» **Extract**
'''


    Kelso- You forgot to tell me the secret password. Is it, “The Sparrow flies at dawn?”

    Ten- Next time I’m out your way, I plan on stopping in, and I’ll be bringing the thumbscrews with me.

    Scarlet- We weren’t dating last week.

    Last week I was dating the girl with the blog dedicated to Orthopedic Shoes. Remember?

    I dumped her for you.

    (That video is yet another reason why America is doomed).

    Randal- Much appreciated, you bastard.

    Fran- You and I both know that if I was “The Man,” things would be a lot different.

    Dave- Very close. You’re off by one year.

    Thirty-eight, but maturity wise I’m around fourteen.

    Gary- Childhood? You act like I’m grown up or something. I never left childhood, and I have no plans on “working” my way out of it.

    Immature people live longer, and eventually become President. All I need now is a debilitating booze addiction.

    And I resent this idea that the world would be “saner” without me.

    I am sanity.

    Seriously, I appreciate the love. I’m terrible at this kind of thing because I’m such a humble guy. (I almost choked). Actually, my ADD riddled brain has no idea how to respond to such things, and inevitably I blow a fuse.

    The feeling/s is mutual, and who knows, maybe one day we’ll be writing posts about how we’re getting a little bored with all this World Peace and such.

    Or maybe not…

  11. Happy Birthday, Boss.

    I’ve had enough cake, so I’m just going to sit back and enjoy the mystery of my sources…..

    And hope that you’ll come around to demonstrate some of those latent super powers.

  12. Here’s wishing you a Happy birthday as well!

  13. Happy Birfday, homeslice:)
    Yer Fellow Kilted Yacsman

  14. Sorry I’m late to the par-tee (nothing changes 4 me) so Happy unBirtday Bro! Cheers!

  15. 38 —- you must be the new Jack Benny…
    happy birthday guy — one day late — i was on no blog therapy yesterday and sorry i missed it

  16. It is astonishing the number of people who mention thumb screws to me.



  17. I knew we shared something besides a cynical sense of humor and it turns out to be the month of November as birth month. You’re pretty smart for a twelve year old and I know that cause I live with another one. We have fun and I hope you do too – under the bleachers or elsewhere!

'''

» **What you need to do**
Quote the birthday comment thread from "11. Happy Birthday, Boss." to "Happy Birfday, homeslice:)". You won't need the data.

» **Information**
'''

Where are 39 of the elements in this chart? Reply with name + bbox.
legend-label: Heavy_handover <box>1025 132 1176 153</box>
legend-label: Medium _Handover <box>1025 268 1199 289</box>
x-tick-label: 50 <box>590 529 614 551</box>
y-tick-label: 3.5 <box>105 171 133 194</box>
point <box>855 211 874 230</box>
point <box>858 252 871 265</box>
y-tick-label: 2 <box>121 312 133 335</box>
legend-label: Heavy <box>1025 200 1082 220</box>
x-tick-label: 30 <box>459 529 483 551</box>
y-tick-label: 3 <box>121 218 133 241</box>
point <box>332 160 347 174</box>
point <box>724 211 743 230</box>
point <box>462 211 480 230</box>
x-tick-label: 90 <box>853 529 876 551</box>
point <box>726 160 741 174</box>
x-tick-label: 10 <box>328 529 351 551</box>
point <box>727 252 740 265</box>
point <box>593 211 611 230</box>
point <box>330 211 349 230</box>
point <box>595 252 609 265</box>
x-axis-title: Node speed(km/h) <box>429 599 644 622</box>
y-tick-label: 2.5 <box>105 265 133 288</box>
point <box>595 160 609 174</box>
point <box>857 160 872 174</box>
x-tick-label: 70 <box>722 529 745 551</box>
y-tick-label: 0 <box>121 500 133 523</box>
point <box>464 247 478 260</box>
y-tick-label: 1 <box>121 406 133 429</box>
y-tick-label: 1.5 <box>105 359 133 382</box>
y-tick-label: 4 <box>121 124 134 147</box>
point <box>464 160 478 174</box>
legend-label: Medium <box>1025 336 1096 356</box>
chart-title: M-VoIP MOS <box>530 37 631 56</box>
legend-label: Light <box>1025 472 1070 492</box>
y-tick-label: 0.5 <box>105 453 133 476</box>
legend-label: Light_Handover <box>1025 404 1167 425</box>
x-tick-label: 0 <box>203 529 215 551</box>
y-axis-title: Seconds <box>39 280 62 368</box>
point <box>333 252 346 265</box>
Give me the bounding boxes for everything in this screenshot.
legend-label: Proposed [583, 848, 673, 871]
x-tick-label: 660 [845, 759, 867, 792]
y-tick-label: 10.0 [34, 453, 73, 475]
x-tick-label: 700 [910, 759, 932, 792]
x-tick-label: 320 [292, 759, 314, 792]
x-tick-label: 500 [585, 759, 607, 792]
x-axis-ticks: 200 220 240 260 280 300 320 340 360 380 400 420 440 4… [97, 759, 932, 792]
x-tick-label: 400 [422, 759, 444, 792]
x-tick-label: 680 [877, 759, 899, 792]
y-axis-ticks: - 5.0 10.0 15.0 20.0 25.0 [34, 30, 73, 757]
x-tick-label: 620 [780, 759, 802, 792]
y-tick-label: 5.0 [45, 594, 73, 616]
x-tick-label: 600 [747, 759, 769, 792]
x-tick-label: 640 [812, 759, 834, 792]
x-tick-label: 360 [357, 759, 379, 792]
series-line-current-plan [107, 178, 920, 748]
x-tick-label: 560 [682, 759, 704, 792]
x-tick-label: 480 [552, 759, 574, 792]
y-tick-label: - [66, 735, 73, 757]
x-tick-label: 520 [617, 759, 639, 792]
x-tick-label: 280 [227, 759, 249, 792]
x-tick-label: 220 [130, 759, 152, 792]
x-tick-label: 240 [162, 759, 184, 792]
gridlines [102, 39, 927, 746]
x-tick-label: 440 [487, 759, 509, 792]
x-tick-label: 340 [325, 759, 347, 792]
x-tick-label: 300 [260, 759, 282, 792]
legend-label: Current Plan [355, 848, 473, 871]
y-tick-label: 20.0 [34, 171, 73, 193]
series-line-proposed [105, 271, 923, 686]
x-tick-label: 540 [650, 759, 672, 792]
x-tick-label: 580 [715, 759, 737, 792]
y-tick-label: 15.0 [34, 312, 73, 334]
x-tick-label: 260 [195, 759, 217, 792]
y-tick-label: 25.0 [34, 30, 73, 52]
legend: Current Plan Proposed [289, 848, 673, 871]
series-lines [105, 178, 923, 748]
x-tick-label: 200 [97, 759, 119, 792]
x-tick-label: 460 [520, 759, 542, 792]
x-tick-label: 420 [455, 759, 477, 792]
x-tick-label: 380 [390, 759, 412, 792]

'''

» **Result**
11. Happy Birthday, Boss.

    I’ve had enough cake, so I’m just going to sit back and enjoy the mystery of my sources…..

    And hope that you’ll come around to demonstrate some of those latent super powers.

  12. Here’s wishing you a Happy birthday as well!

  13. Happy Birfday, homeslice:)